▶ **WHAT YOU WILL DO**: Below are entries to be transcribed exactly; exclude the pictures from the copy.

-- START OF RECORDS FOR THE TASK --

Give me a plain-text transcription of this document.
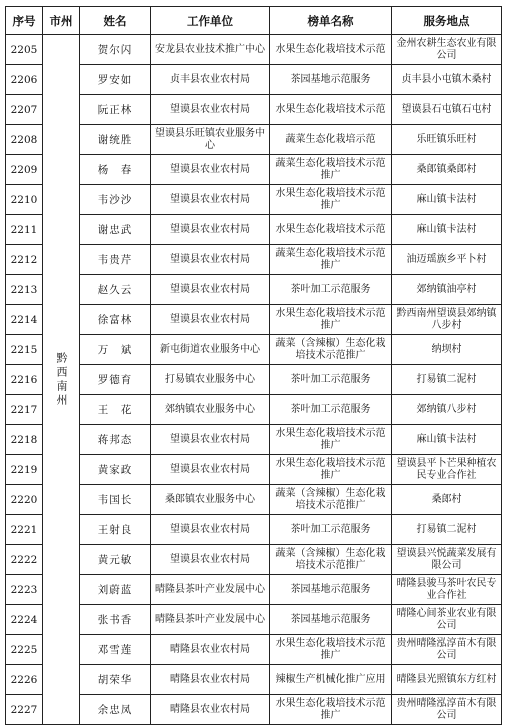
序号	市州	姓名	工作单位	榜单名称	服务地点
2205	黔西南州	贺尔闪	安龙县农业技术推广中心	水果生态化栽培技术示范	金州农耕生态农业有限公司
2206		罗安如	贞丰县农业农村局	茶园基地示范服务	贞丰县小屯镇木桑村
2207		阮正林	望谟县农业农村局	水果生态化栽培技术示范	望谟县石屯镇石屯村
2208		谢统胜	望谟县乐旺镇农业服务中心	蔬菜生态化栽培示范	乐旺镇乐旺村
2209		杨　春	望谟县农业农村局	蔬菜生态化栽培技术示范推广	桑郎镇桑郎村
2210		韦沙沙	望谟县农业农村局	水果生态化栽培技术示范推广	麻山镇卡法村
2211		谢忠武	望谟县农业农村局	水果生态化栽培技术示范	麻山镇卡法村
2212		韦贵芹	望谟县农业农村局	蔬菜生态化栽培技术示范推广	油迈瑶族乡平卜村
2213		赵久云	望谟县农业农村局	茶叶加工示范服务	郊纳镇油亭村
2214		徐富林	望谟县农业农村局	水果生态化栽培技术示范推广	黔西南州望谟县郊纳镇八步村
2215		万　斌	新屯街道农业服务中心	蔬菜（含辣椒）生态化栽培技术示范推广	纳坝村
2216		罗德育	打易镇农业服务中心	茶叶加工示范服务	打易镇二泥村
2217		王　花	郊纳镇农业服务中心	茶叶加工示范服务	郊纳镇八步村
2218		蒋邦态	望谟县农业农村局	水果生态化栽培技术示范推广	麻山镇卡法村
2219		黄家政	望谟县农业农村局	水果生态化栽培技术示范推广	望谟县平卜芒果种植农民专业合作社
2220		韦国长	桑郎镇农业服务中心	蔬菜（含辣椒）生态化栽培技术示范推广	桑郎村
2221		王射良	望谟县农业农村局	茶叶加工示范服务	打易镇二泥村
2222		黄元敏	望谟县农业农村局	蔬菜（含辣椒）生态化栽培技术示范推广	望谟县兴悦蔬菜发展有限公司
2223		刘蔚蓝	晴隆县茶叶产业发展中心	茶园基地示范服务	晴隆县骏马茶叶农民专业合作社
2224		张书香	晴隆县茶叶产业发展中心	茶园基地示范服务	晴隆心间茶业农业有限公司
2225		邓雪莲	晴隆县农业农村局	水果生态化栽培技术示范推广	贵州晴隆泓淳苗木有限公司
2226		胡荣华	晴隆县农业农村局	辣椒生产机械化推广应用	晴隆县光照镇东方红村
2227		余忠凤	晴隆县农业农村局	水果生态化栽培技术示范推广	贵州晴隆泓淳苗木有限公司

-- END OF RECORDS FOR THE TASK --

▶ **TASK OUTPUT**:
Give me a plain-text transcription of this document.
序号	市州	姓名	工作单位	榜单名称	服务地点
2205	黔西南州	贺尔闪	安龙县农业技术推广中心	水果生态化栽培技术示范	金州农耕生态农业有限公司
2206		罗安如	贞丰县农业农村局	茶园基地示范服务	贞丰县小屯镇木桑村
2207		阮正林	望谟县农业农村局	水果生态化栽培技术示范	望谟县石屯镇石屯村
2208		谢统胜	望谟县乐旺镇农业服务中心	蔬菜生态化栽培示范	乐旺镇乐旺村
2209		杨　春	望谟县农业农村局	蔬菜生态化栽培技术示范推广	桑郎镇桑郎村
2210		韦沙沙	望谟县农业农村局	水果生态化栽培技术示范推广	麻山镇卡法村
2211		谢忠武	望谟县农业农村局	水果生态化栽培技术示范	麻山镇卡法村
2212		韦贵芹	望谟县农业农村局	蔬菜生态化栽培技术示范推广	油迈瑶族乡平卜村
2213		赵久云	望谟县农业农村局	茶叶加工示范服务	郊纳镇油亭村
2214		徐富林	望谟县农业农村局	水果生态化栽培技术示范推广	黔西南州望谟县郊纳镇八步村
2215		万　斌	新屯街道农业服务中心	蔬菜（含辣椒）生态化栽培技术示范推广	纳坝村
2216		罗德育	打易镇农业服务中心	茶叶加工示范服务	打易镇二泥村
2217		王　花	郊纳镇农业服务中心	茶叶加工示范服务	郊纳镇八步村
2218		蒋邦态	望谟县农业农村局	水果生态化栽培技术示范推广	麻山镇卡法村
2219		黄家政	望谟县农业农村局	水果生态化栽培技术示范推广	望谟县平卜芒果种植农民专业合作社
2220		韦国长	桑郎镇农业服务中心	蔬菜（含辣椒）生态化栽培技术示范推广	桑郎村
2221		王射良	望谟县农业农村局	茶叶加工示范服务	打易镇二泥村
2222		黄元敏	望谟县农业农村局	蔬菜（含辣椒）生态化栽培技术示范推广	望谟县兴悦蔬菜发展有限公司
2223		刘蔚蓝	晴隆县茶叶产业发展中心	茶园基地示范服务	晴隆县骏马茶叶农民专业合作社
2224		张书香	晴隆县茶叶产业发展中心	茶园基地示范服务	晴隆心间茶业农业有限公司
2225		邓雪莲	晴隆县农业农村局	水果生态化栽培技术示范推广	贵州晴隆泓淳苗木有限公司
2226		胡荣华	晴隆县农业农村局	辣椒生产机械化推广应用	晴隆县光照镇东方红村
2227		余忠凤	晴隆县农业农村局	水果生态化栽培技术示范推广	贵州晴隆泓淳苗木有限公司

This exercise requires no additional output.